=== REQUIRED WORK ===
Identify all lines in the listing that include the word "tanácsadója", and copy them out.

══ MATERIAL FOR THIS TASK

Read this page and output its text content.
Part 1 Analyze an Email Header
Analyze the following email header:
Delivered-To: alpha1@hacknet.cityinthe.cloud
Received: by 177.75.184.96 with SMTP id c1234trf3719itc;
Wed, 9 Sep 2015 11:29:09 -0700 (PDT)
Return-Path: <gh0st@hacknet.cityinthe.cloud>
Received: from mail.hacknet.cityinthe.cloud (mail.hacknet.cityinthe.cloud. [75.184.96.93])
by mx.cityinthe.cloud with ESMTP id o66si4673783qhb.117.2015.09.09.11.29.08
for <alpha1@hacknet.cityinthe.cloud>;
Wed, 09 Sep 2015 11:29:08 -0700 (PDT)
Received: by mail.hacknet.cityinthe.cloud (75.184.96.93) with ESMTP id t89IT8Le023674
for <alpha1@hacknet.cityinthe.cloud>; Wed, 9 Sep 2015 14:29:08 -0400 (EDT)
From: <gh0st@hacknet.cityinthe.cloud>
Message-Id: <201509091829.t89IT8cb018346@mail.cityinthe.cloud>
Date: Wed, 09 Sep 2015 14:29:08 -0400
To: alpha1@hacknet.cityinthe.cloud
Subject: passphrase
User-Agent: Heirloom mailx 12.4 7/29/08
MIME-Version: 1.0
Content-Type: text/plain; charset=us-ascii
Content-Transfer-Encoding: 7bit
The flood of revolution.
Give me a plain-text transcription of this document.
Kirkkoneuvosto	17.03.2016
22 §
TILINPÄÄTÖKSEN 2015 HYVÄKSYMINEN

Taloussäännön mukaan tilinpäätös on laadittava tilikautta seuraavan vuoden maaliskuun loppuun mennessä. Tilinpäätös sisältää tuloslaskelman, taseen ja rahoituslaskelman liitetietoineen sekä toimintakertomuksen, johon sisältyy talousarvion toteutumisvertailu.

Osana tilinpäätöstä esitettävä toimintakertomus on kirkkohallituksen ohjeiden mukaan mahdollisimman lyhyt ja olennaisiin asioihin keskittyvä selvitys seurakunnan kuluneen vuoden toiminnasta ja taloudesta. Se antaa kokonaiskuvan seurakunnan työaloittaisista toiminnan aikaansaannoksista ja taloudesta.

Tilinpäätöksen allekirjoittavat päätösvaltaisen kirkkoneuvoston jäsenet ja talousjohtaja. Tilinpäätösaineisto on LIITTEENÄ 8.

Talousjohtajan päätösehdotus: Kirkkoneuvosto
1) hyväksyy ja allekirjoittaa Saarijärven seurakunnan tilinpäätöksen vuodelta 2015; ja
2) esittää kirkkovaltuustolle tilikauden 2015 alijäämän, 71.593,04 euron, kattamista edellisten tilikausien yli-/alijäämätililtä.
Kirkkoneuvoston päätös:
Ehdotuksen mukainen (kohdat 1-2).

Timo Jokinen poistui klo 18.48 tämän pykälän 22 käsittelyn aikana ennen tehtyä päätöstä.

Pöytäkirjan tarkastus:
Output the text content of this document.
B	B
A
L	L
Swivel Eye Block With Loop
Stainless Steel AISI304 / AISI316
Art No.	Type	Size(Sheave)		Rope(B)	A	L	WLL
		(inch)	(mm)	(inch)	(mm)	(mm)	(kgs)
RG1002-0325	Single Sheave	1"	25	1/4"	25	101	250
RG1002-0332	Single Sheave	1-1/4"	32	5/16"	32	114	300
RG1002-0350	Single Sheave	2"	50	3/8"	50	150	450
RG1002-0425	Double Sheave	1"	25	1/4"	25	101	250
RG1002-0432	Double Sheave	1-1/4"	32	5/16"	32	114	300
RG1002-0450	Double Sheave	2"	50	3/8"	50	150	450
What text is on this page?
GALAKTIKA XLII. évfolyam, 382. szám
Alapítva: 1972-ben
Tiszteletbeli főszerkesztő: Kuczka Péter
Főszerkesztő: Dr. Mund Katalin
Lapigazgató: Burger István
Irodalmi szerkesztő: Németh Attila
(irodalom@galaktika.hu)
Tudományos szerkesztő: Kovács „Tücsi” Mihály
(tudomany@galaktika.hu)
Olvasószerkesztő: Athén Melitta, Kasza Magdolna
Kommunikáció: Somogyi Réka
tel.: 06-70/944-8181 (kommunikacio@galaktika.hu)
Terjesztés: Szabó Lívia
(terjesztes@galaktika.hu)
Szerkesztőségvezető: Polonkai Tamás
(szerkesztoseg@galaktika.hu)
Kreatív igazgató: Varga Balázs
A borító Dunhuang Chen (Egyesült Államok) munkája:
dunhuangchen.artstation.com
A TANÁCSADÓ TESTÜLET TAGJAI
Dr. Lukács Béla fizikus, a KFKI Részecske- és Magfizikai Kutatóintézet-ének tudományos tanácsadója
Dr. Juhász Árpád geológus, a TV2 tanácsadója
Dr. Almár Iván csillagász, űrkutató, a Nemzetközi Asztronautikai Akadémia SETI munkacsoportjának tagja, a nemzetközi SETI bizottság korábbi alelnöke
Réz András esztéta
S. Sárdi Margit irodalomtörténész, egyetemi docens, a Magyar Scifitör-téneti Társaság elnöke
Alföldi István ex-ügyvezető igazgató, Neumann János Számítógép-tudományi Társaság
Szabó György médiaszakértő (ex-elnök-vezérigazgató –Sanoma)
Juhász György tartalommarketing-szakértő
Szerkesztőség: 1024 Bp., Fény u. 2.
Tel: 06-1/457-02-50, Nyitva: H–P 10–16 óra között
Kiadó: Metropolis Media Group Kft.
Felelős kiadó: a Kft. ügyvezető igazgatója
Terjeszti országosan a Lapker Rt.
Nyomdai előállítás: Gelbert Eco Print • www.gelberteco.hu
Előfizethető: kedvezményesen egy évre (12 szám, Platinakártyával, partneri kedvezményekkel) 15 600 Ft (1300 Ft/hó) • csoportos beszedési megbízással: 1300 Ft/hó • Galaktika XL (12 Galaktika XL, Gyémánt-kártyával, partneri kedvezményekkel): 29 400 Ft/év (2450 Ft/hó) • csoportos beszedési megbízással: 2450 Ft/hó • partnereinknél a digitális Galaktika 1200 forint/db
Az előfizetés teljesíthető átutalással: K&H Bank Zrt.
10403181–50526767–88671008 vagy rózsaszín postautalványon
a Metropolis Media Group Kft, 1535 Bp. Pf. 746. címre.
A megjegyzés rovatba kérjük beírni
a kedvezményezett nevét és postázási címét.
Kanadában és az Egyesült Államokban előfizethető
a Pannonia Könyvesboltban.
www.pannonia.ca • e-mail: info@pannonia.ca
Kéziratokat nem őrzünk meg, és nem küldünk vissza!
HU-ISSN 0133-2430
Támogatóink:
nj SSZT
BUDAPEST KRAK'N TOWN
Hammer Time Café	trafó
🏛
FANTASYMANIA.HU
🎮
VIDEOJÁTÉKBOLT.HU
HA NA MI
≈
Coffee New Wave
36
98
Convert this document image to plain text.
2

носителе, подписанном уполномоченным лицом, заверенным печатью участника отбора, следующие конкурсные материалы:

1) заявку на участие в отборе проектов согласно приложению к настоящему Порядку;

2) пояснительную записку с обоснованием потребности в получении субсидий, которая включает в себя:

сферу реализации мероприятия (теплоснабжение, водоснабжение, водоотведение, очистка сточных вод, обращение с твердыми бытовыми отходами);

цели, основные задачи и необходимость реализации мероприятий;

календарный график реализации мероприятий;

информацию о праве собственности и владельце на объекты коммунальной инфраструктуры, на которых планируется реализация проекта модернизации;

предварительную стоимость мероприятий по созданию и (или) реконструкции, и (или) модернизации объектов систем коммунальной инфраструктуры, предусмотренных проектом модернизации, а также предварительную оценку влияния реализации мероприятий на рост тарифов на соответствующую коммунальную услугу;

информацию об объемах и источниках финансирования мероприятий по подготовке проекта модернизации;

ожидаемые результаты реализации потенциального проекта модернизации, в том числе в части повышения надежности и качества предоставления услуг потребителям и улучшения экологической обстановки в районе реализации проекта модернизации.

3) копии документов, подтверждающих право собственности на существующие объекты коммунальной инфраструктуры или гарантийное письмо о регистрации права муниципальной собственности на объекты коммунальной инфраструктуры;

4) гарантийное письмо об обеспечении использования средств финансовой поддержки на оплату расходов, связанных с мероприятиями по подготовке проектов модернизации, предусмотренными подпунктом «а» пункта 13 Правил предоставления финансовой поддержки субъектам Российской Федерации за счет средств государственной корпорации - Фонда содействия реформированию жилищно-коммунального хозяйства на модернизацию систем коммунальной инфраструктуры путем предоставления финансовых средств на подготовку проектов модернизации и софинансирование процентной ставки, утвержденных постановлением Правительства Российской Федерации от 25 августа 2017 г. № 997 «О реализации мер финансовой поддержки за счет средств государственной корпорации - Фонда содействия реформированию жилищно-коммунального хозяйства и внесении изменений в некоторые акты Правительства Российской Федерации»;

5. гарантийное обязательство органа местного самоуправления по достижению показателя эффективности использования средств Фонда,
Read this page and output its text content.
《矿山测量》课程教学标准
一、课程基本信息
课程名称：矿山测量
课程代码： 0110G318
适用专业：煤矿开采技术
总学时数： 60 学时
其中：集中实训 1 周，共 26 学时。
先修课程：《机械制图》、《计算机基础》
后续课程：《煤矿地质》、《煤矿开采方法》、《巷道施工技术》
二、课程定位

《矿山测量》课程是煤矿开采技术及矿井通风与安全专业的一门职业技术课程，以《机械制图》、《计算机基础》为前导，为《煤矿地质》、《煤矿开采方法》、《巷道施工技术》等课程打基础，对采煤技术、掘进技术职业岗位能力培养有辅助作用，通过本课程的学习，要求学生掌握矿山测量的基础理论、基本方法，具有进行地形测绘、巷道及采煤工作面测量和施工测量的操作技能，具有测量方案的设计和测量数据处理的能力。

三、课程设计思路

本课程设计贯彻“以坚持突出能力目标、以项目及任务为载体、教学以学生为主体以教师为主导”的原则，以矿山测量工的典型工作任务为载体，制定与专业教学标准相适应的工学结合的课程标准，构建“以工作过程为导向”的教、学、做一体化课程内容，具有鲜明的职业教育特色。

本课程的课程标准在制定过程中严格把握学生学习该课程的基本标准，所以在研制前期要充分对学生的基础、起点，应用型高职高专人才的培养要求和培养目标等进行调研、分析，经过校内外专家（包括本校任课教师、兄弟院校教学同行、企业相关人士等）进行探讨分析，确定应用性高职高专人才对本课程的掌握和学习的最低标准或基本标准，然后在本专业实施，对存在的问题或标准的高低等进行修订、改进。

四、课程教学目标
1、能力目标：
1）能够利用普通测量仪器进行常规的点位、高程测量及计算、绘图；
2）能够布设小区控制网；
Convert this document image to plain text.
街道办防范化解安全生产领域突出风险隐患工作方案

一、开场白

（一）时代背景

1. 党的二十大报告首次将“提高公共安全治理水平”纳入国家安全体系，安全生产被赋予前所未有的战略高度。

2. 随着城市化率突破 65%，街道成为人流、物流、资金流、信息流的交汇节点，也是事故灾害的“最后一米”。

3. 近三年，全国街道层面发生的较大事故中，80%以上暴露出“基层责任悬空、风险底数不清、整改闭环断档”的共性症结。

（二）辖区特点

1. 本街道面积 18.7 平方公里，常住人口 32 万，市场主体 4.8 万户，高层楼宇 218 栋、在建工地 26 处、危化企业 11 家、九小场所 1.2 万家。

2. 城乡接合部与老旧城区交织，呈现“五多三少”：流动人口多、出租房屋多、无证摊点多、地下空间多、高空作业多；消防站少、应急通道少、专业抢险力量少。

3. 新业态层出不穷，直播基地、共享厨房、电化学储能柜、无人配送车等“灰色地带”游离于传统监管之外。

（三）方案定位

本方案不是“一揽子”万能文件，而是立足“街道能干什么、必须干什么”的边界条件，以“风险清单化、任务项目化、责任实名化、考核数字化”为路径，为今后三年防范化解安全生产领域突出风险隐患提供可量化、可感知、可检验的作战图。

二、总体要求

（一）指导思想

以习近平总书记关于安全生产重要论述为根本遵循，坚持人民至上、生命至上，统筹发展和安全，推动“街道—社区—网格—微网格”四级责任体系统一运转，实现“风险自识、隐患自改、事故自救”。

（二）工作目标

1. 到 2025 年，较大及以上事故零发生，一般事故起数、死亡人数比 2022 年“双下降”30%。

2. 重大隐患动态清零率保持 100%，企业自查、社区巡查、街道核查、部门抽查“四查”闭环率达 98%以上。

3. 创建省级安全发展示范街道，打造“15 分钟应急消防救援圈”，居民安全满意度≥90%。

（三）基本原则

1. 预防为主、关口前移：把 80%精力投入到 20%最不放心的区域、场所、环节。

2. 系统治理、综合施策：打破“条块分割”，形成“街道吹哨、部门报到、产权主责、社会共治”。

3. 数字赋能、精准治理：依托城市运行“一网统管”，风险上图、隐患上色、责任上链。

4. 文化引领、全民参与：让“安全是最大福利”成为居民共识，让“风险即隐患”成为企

════

=== RESULT OF THIS TASK ===
Dr. Lukács Béla fizikus, a KFKI Részecske- és Magfizikai Kutatóintézet-ének tudományos tanácsadója
Dr. Juhász Árpád geológus, a TV2 tanácsadója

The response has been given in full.